Give the listing again exactly, omitting its images.

====== Material supplied

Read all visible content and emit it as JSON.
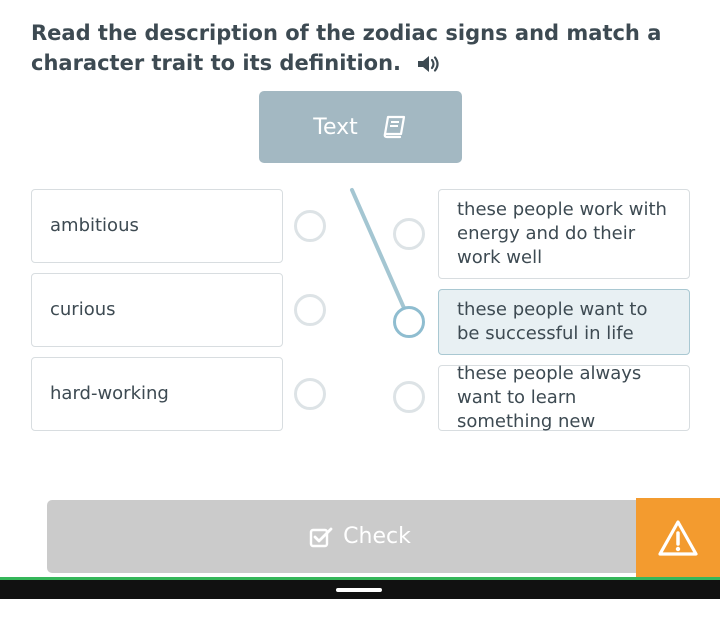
{
  "instruction": "Read the description of the zodiac signs and match a character trait to its definition.",
  "text_button": {
    "label": "Text",
    "icon": "book-icon"
  },
  "left_items": [
    {
      "label": "ambitious"
    },
    {
      "label": "curious"
    },
    {
      "label": "hard-working"
    }
  ],
  "right_items": [
    {
      "label": "these people work with energy and do their work well"
    },
    {
      "label": "these people want to be successful in life",
      "selected": true
    },
    {
      "label": "these people always want to learn something new"
    }
  ],
  "check_button": {
    "label": "Check",
    "icon": "checkbox-icon"
  },
  "colors": {
    "text": "#3d4a52",
    "text_button_bg": "#a3b8c2",
    "selected_card_bg": "#e8f0f3",
    "connector": "#a4c6d2",
    "check_bg": "#cbcbcb",
    "warning_bg": "#f39b2f",
    "progress_green": "#35b65a"
  },
  "icons": {
    "audio": "speaker-icon",
    "warning": "warning-icon"
  }
}
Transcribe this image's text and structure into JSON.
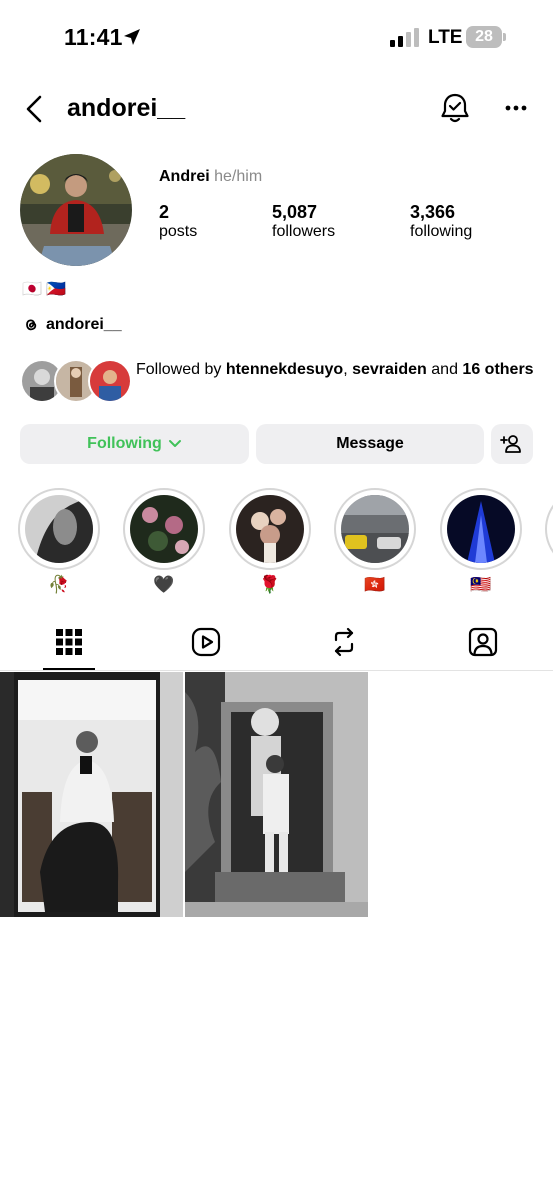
{
  "status_bar": {
    "time": "11:41",
    "network": "LTE",
    "battery": "28"
  },
  "header": {
    "username": "andorei__"
  },
  "profile": {
    "display_name": "Andrei",
    "pronouns": "he/him",
    "stats": [
      {
        "number": "2",
        "label": "posts"
      },
      {
        "number": "5,087",
        "label": "followers"
      },
      {
        "number": "3,366",
        "label": "following"
      }
    ],
    "bio_flags": "🇯🇵 🇵🇭",
    "threads_handle": "andorei__",
    "followed_by": {
      "prefix": "Followed by",
      "name1": "htennekdesuyo",
      "sep": ",",
      "name2": "sevraiden",
      "middle": "and",
      "count": "16 others"
    }
  },
  "buttons": {
    "following": "Following",
    "message": "Message"
  },
  "highlights": [
    {
      "label": "🥀"
    },
    {
      "label": "🖤"
    },
    {
      "label": "🌹"
    },
    {
      "label": "🇭🇰"
    },
    {
      "label": "🇲🇾"
    }
  ],
  "tabs": [
    {
      "icon": "grid-icon",
      "active": true
    },
    {
      "icon": "reels-icon",
      "active": false
    },
    {
      "icon": "reposts-icon",
      "active": false
    },
    {
      "icon": "tagged-icon",
      "active": false
    }
  ],
  "colors": {
    "following_green": "#41c25a",
    "button_bg": "#efeff1",
    "muted": "#8a8a8a"
  }
}
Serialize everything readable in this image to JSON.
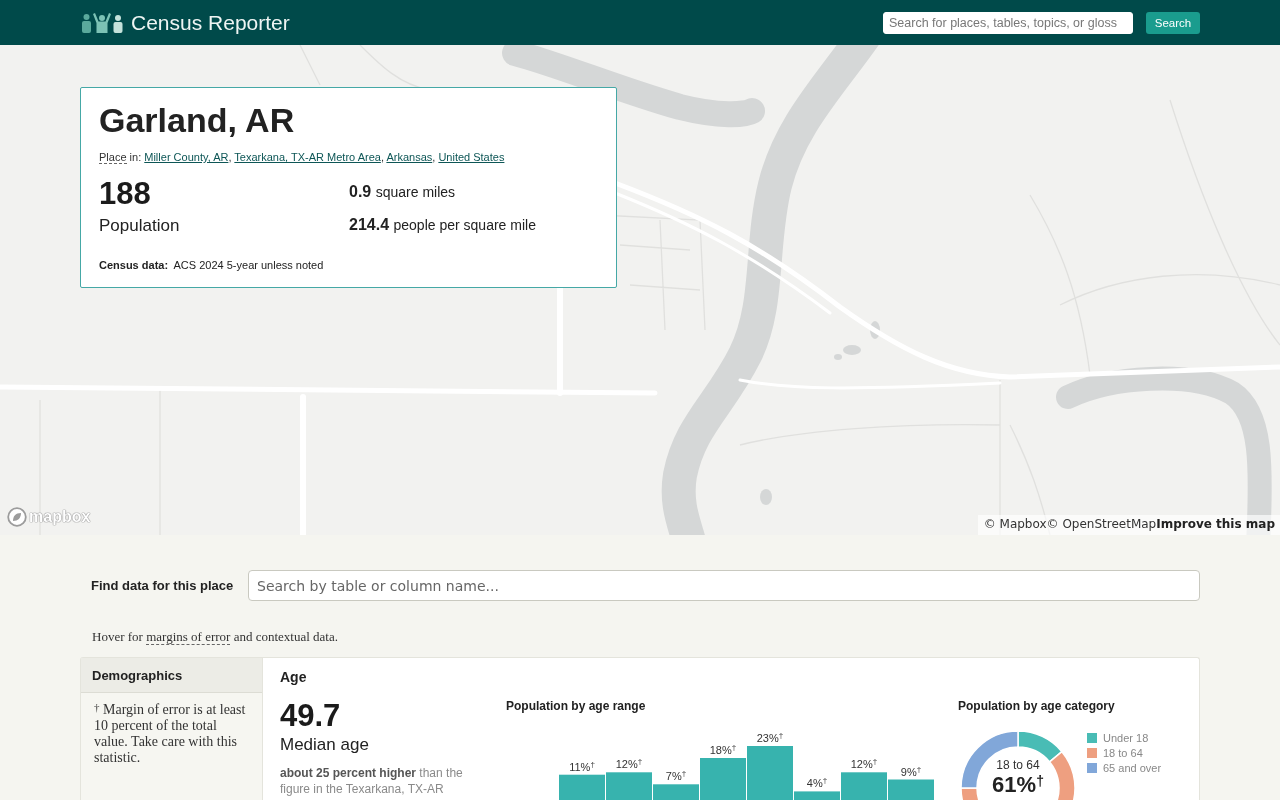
{
  "header": {
    "logo_text": "Census Reporter",
    "search": {
      "placeholder": "Search for places, tables, topics, or gloss"
    },
    "search_button": "Search"
  },
  "map": {
    "logo_text": "mapbox",
    "attribution": [
      {
        "text": "© Mapbox",
        "bold": false
      },
      {
        "text": "© OpenStreetMap",
        "bold": false
      },
      {
        "text": "Improve this map",
        "bold": true
      }
    ]
  },
  "place": {
    "title": "Garland, AR",
    "place_in": {
      "term": "Place",
      "text": "in:",
      "separator": ",",
      "links": [
        "Miller County, AR",
        "Texarkana, TX-AR Metro Area",
        "Arkansas",
        "United States"
      ]
    },
    "population": {
      "value": "188",
      "label": "Population"
    },
    "stats": [
      {
        "value": "0.9",
        "label": "square miles"
      },
      {
        "value": "214.4",
        "label": "people per square mile"
      }
    ],
    "census_data": "**Census data:** ACS 2024 5-year unless noted"
  },
  "find_data": {
    "label": "Find data for this place",
    "search": {
      "placeholder": "Search by table or column name..."
    }
  },
  "hover_note": {
    "before": "Hover for",
    "term": "margins of error",
    "after": "and contextual data."
  },
  "sidebar": {
    "title": "Demographics",
    "footnote": "$^{†}$ Margin of error is at least 10 percent of the total value. Take care with this statistic."
  },
  "age": {
    "title": "Age",
    "median": {
      "value": "49.7",
      "label": "Median age",
      "comparison": "**about 25 percent higher** than the figure in the Texarkana, TX-AR"
    },
    "range_chart": {
      "title": "Population by age range",
      "bar_labels": [
        "11%$^{†}$",
        "12%$^{†}$",
        "7%$^{†}$",
        "18%$^{†}$",
        "23%$^{†}$",
        "4%$^{†}$",
        "12%$^{†}$",
        "9%$^{†}$"
      ]
    },
    "category_chart": {
      "title": "Population by age category",
      "legend": [
        {
          "label": "Under 18",
          "color": "#49bcb5"
        },
        {
          "label": "18 to 64",
          "color": "#ee9f80"
        },
        {
          "label": "65 and over",
          "color": "#81a7d9"
        }
      ],
      "center_label": "18 to 64",
      "center_value": "61%$^{†}$"
    }
  }
}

============

### Solution to this task
Read all visible content and emit it as JSON.
{
  "instruction": "Read the description of the zodiac signs and match a character trait to its definition.",
  "text_button": {
    "label": "Text",
    "icon": "book-icon"
  },
  "left_items": [
    {
      "label": "ambitious"
    },
    {
      "label": "curious"
    },
    {
      "label": "hard-working"
    }
  ],
  "right_items": [
    {
      "label": "these people work with energy and do their work well"
    },
    {
      "label": "these people want to be successful in life",
      "selected": true
    },
    {
      "label": "these people always want to learn something new"
    }
  ],
  "check_button": {
    "label": "Check",
    "icon": "checkbox-icon"
  },
  "colors": {
    "text": "#3d4a52",
    "text_button_bg": "#a3b8c2",
    "selected_card_bg": "#e8f0f3",
    "connector": "#a4c6d2",
    "check_bg": "#cbcbcb",
    "warning_bg": "#f39b2f",
    "progress_green": "#35b65a"
  },
  "icons": {
    "audio": "speaker-icon",
    "warning": "warning-icon"
  }
}
Transcribe this image's text and structure into JSON.
{
  "status_bar": {
    "time": "11:41",
    "network": "LTE",
    "battery": "28"
  },
  "header": {
    "username": "andorei__"
  },
  "profile": {
    "display_name": "Andrei",
    "pronouns": "he/him",
    "stats": [
      {
        "number": "2",
        "label": "posts"
      },
      {
        "number": "5,087",
        "label": "followers"
      },
      {
        "number": "3,366",
        "label": "following"
      }
    ],
    "bio_flags": "🇯🇵 🇵🇭",
    "threads_handle": "andorei__",
    "followed_by": {
      "prefix": "Followed by",
      "name1": "htennekdesuyo",
      "sep": ",",
      "name2": "sevraiden",
      "middle": "and",
      "count": "16 others"
    }
  },
  "buttons": {
    "following": "Following",
    "message": "Message"
  },
  "highlights": [
    {
      "label": "🥀"
    },
    {
      "label": "🖤"
    },
    {
      "label": "🌹"
    },
    {
      "label": "🇭🇰"
    },
    {
      "label": "🇲🇾"
    }
  ],
  "tabs": [
    {
      "icon": "grid-icon",
      "active": true
    },
    {
      "icon": "reels-icon",
      "active": false
    },
    {
      "icon": "reposts-icon",
      "active": false
    },
    {
      "icon": "tagged-icon",
      "active": false
    }
  ],
  "colors": {
    "following_green": "#41c25a",
    "button_bg": "#efeff1",
    "muted": "#8a8a8a"
  }
}
Serialize everything readable in this image to JSON.
{
  "header": {
    "logo_text": "Census Reporter",
    "search": {
      "placeholder": "Search for places, tables, topics, or gloss"
    },
    "search_button": "Search"
  },
  "map": {
    "logo_text": "mapbox",
    "attribution": [
      {
        "text": "© Mapbox",
        "bold": false
      },
      {
        "text": "© OpenStreetMap",
        "bold": false
      },
      {
        "text": "Improve this map",
        "bold": true
      }
    ]
  },
  "place": {
    "title": "Garland, AR",
    "place_in": {
      "term": "Place",
      "text": "in:",
      "separator": ",",
      "links": [
        "Miller County, AR",
        "Texarkana, TX-AR Metro Area",
        "Arkansas",
        "United States"
      ]
    },
    "population": {
      "value": "188",
      "label": "Population"
    },
    "stats": [
      {
        "value": "0.9",
        "label": "square miles"
      },
      {
        "value": "214.4",
        "label": "people per square mile"
      }
    ],
    "census_data": "**Census data:** ACS 2024 5-year unless noted"
  },
  "find_data": {
    "label": "Find data for this place",
    "search": {
      "placeholder": "Search by table or column name..."
    }
  },
  "hover_note": {
    "before": "Hover for",
    "term": "margins of error",
    "after": "and contextual data."
  },
  "sidebar": {
    "title": "Demographics",
    "footnote": "$^{†}$ Margin of error is at least 10 percent of the total value. Take care with this statistic."
  },
  "age": {
    "title": "Age",
    "median": {
      "value": "49.7",
      "label": "Median age",
      "comparison": "**about 25 percent higher** than the figure in the Texarkana, TX-AR"
    },
    "range_chart": {
      "title": "Population by age range",
      "bar_labels": [
        "11%$^{†}$",
        "12%$^{†}$",
        "7%$^{†}$",
        "18%$^{†}$",
        "23%$^{†}$",
        "4%$^{†}$",
        "12%$^{†}$",
        "9%$^{†}$"
      ]
    },
    "category_chart": {
      "title": "Population by age category",
      "legend": [
        {
          "label": "Under 18",
          "color": "#49bcb5"
        },
        {
          "label": "18 to 64",
          "color": "#ee9f80"
        },
        {
          "label": "65 and over",
          "color": "#81a7d9"
        }
      ],
      "center_label": "18 to 64",
      "center_value": "61%$^{†}$"
    }
  }
}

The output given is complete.